• STATED TASK:
Answer these questions from the compound arm exercises thread below:
1. Which two triceps exercises does rangers97 name?
2. How many sets of the non-compound exercises does KarlW do?
3. What kind of exercise does westb51 start the workout with?

======== SOURCE EXTRACT ========

# Compound arm exercises



## rangers97 (Feb 16, 2005)

Just wondering who here ONLY does compound arm exercises and the results that they are getting.  I am talking about for triceps only doing things like dips and close grip benches and for bis just doing close grip chinups or heavy underhand grip rowing.  I am trying to decide whether it's worth it to do heavy sets of db curls or tricep pushdowns if I can do these other exercises and get just as good or better results.  Heavy db or bb curls can really knock the crap outta ya too, so it would be nice to just beat myself with some heavy chinups, at least you hit the back too....

anyway, just wondering...


----------



## KarlW (Feb 16, 2005)

I use the compounds mainly and just do like 1 or 2 sets of the others. Results for me have been just as good as when I did multiple sets of curls/pushdowns etc etc


----------



## westb51 (Feb 16, 2005)

i will start the workout with a compound then  from there move to isolation. i think both are key for almost any goal you have.


----------



## Mags (Feb 16, 2005)

I think compound are good for mass, but isolation sahoe them and make them grow in ways mass adding won't. I'd recommend for tri's close grip presses, skullcrushers and dumbell/barbell extensions and go as heavy as with good form and with bi's, heavy barbell curls (straight bar if your wrists aren't susceptable to pain or strains), some sort of preacher curl using straight bar or dumbell and maybe alternate dumbell curls or concentration curls. Throw in some heavy hammer curls or reverse barbell curls every now and again to bolster your forearms/brachi etc. Stick to dumbell/barbell heavy freeweight movements first to add mass and some shape but don't worry about cables or machines etc yet till you've put on some decent size. I don't think the exercises you mentioned alone will be enough to produce good arms.


----------



## P-funk (Feb 16, 2005)

i do very little direct arm work.  i do more compound movements and my arms grow.  i hate training arms.


----------

======== RECORDED DATA ========

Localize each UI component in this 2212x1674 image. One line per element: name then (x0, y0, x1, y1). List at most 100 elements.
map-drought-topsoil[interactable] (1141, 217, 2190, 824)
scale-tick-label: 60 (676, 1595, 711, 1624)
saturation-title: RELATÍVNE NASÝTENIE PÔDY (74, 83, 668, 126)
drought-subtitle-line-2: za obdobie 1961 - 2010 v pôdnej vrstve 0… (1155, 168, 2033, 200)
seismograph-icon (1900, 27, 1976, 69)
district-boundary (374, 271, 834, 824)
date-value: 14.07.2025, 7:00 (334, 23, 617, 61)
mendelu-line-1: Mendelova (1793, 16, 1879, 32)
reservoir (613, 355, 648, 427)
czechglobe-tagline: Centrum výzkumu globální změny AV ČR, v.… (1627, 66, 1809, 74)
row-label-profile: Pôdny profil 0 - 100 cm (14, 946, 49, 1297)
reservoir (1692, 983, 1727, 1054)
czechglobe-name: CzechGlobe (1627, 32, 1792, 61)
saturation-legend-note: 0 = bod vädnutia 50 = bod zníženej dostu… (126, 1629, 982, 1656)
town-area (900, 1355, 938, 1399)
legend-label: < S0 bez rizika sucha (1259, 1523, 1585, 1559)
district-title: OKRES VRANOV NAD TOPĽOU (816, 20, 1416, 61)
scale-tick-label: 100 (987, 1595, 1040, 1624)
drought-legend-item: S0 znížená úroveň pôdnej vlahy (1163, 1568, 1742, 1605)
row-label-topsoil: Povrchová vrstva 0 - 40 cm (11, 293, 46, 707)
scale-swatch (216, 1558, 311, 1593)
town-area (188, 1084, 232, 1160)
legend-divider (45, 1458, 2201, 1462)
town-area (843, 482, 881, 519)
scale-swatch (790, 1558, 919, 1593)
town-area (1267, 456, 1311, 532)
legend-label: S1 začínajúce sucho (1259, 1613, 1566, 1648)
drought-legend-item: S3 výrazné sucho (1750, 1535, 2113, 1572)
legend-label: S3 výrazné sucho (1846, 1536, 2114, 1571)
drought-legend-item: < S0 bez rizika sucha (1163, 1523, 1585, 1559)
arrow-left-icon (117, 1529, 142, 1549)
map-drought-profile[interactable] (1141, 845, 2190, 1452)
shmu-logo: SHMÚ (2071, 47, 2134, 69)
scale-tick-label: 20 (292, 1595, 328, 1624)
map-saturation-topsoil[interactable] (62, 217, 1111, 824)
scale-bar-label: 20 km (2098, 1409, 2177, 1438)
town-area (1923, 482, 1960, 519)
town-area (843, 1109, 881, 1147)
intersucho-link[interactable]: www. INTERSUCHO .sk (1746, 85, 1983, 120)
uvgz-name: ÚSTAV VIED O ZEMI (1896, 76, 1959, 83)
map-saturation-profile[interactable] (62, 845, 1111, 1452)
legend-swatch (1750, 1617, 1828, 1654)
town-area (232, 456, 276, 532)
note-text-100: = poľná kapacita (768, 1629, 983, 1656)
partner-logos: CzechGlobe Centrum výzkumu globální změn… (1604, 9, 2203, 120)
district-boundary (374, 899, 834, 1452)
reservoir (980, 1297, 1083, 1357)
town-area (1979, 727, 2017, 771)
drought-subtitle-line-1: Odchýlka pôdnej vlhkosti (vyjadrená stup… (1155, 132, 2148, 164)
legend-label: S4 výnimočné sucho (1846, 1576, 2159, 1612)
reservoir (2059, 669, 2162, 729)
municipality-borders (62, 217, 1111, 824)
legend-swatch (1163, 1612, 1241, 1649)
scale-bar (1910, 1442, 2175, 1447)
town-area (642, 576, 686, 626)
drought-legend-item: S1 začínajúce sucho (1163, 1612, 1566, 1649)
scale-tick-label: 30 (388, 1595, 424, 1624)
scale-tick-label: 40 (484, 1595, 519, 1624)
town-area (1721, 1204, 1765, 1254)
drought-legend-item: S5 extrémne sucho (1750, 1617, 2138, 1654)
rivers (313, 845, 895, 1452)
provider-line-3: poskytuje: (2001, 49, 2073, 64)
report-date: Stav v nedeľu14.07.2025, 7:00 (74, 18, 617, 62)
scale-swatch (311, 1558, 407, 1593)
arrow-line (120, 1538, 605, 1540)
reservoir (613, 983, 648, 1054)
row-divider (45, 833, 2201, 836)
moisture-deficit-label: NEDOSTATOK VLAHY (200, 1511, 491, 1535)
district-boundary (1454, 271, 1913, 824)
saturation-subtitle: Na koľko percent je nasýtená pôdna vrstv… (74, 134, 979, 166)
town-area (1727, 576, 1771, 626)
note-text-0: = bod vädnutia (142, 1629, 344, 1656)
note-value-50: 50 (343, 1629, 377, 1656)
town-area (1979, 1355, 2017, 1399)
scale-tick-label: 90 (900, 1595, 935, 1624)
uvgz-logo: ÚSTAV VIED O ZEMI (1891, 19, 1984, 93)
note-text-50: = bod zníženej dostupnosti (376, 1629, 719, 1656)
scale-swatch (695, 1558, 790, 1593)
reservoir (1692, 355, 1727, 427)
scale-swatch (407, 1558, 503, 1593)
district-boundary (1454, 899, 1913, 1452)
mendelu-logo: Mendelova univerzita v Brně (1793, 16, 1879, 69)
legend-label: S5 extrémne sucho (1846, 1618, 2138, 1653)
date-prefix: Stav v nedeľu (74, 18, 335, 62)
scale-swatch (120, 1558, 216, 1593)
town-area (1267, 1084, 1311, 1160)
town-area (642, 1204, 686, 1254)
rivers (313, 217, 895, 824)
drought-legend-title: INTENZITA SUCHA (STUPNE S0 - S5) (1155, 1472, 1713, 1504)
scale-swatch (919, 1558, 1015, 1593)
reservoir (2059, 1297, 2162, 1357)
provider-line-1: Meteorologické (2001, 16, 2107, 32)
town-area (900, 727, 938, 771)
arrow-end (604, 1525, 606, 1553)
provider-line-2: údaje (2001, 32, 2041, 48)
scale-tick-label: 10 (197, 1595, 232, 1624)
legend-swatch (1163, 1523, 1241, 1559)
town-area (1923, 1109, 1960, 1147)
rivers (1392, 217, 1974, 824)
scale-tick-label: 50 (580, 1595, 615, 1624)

========

• ANSWER FOR THIS EXERCISE:
1. Dips and close grip benches.
2. 1 or 2 sets.
3. A compound exercise.